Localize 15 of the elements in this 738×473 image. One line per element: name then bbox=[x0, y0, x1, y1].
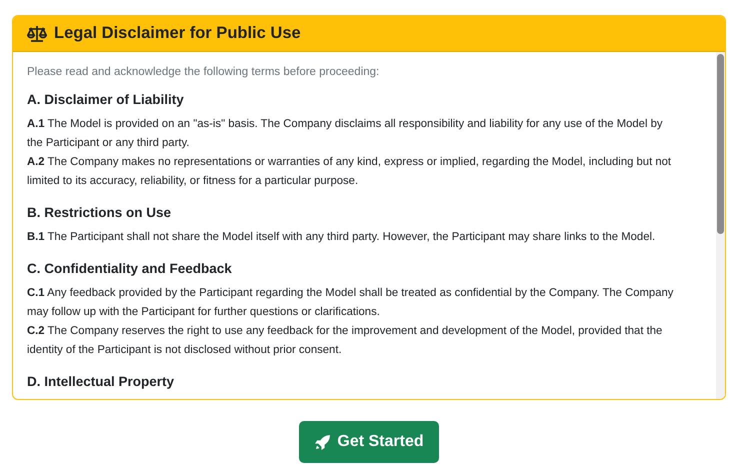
# # # # #
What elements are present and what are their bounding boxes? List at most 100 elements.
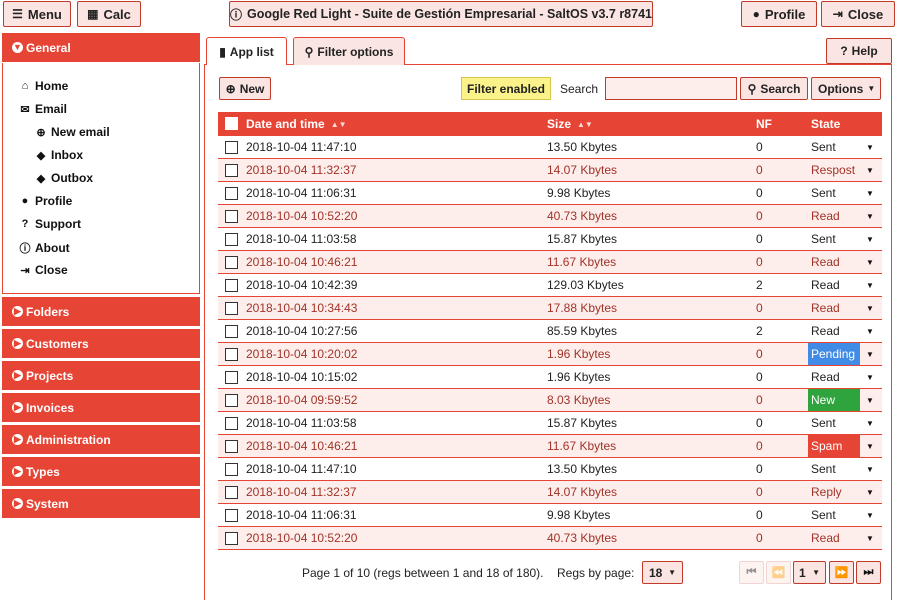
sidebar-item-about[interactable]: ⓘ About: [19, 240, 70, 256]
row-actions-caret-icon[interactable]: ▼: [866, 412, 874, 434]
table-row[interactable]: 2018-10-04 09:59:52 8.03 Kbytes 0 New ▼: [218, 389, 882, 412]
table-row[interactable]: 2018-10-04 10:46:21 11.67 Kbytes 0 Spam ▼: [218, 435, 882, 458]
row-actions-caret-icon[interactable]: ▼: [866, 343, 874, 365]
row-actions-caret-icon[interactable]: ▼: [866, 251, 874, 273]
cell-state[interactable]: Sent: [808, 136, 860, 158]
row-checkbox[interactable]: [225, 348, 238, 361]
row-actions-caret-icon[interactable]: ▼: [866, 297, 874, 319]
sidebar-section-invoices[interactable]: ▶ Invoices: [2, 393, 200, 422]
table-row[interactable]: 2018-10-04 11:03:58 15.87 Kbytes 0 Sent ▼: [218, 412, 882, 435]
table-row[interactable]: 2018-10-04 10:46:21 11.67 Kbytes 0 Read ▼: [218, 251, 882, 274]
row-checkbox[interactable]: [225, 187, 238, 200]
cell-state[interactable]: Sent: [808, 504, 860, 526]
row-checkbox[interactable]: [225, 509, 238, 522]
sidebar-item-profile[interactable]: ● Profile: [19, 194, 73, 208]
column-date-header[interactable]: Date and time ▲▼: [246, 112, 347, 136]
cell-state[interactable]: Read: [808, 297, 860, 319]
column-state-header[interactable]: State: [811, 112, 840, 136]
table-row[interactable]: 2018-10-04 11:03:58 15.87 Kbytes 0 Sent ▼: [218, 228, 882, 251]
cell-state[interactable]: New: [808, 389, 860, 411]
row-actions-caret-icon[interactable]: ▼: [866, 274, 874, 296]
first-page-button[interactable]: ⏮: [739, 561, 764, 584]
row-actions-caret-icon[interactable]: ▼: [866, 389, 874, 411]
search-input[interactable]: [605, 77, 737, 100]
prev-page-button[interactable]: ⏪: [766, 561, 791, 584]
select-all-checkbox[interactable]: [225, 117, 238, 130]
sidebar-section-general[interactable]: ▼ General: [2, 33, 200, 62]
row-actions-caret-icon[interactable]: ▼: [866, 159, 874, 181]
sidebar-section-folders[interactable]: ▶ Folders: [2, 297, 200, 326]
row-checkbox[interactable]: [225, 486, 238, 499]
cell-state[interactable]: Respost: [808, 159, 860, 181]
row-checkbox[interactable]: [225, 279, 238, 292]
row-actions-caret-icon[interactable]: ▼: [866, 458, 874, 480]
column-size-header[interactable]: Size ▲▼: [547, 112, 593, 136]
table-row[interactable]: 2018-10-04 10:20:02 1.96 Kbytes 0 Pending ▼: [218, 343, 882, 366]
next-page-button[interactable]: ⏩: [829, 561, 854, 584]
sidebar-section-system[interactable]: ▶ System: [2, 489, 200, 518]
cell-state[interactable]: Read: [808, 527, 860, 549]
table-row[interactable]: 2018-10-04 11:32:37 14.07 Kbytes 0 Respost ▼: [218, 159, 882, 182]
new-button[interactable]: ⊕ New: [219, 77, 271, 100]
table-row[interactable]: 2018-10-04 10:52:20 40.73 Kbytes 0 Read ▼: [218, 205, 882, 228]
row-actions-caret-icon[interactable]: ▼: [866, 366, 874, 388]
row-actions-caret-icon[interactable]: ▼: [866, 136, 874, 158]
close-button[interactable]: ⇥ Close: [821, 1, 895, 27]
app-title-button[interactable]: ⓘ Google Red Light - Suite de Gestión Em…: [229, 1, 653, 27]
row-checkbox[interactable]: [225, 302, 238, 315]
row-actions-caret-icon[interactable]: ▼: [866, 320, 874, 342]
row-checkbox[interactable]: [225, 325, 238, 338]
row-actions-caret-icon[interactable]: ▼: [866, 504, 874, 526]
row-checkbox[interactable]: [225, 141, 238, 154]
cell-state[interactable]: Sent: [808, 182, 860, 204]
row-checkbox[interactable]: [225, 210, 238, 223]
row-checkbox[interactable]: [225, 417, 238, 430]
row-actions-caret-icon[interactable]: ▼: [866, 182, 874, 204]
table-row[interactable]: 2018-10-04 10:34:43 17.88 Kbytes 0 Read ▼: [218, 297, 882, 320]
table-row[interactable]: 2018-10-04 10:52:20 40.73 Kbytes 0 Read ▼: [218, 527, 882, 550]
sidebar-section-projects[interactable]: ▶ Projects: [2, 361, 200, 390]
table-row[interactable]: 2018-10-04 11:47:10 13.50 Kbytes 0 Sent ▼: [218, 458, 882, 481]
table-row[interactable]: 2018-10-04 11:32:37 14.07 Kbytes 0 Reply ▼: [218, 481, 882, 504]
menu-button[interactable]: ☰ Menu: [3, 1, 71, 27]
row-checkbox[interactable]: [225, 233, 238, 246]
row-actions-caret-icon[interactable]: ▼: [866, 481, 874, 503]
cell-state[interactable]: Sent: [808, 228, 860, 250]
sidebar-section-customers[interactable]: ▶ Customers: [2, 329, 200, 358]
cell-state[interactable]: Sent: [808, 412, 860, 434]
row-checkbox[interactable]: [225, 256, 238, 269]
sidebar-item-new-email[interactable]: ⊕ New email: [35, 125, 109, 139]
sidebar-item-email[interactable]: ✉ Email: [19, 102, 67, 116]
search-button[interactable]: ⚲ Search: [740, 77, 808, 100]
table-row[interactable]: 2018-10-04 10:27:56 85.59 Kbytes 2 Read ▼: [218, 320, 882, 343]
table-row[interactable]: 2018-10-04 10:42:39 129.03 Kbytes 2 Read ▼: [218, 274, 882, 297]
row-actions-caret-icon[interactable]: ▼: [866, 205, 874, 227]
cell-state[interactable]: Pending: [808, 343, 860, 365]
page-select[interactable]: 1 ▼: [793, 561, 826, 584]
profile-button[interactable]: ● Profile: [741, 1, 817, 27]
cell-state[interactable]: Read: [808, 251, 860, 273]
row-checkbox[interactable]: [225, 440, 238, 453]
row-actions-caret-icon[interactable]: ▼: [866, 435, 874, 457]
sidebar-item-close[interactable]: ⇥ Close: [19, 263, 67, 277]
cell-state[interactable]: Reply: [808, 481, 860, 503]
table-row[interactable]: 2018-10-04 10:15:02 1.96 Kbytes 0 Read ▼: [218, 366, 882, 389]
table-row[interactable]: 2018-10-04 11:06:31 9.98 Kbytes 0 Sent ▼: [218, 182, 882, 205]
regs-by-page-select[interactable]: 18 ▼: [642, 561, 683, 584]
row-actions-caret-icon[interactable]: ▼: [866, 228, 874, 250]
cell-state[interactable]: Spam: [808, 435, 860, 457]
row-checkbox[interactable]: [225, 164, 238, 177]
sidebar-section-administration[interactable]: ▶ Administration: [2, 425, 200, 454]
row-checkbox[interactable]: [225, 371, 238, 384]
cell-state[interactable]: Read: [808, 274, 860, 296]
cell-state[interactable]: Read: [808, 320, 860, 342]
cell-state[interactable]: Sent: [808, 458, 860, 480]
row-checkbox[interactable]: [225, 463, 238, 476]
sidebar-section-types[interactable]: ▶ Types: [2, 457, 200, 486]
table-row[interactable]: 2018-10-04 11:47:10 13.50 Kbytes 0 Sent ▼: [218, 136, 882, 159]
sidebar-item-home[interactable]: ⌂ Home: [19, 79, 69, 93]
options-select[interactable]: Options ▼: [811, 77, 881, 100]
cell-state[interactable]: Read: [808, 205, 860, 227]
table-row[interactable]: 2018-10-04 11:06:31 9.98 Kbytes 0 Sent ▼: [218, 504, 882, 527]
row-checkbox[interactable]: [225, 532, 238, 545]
# # # # #
◆ **Task objective**
Show each line above that contains the string "page", copying every such line in full.

◆ **Result**
first-page-button[interactable]: ⏮: [739, 561, 764, 584]
prev-page-button[interactable]: ⏪: [766, 561, 791, 584]
next-page-button[interactable]: ⏩: [829, 561, 854, 584]
page-select[interactable]: 1 ▼: [793, 561, 826, 584]
regs-by-page-select[interactable]: 18 ▼: [642, 561, 683, 584]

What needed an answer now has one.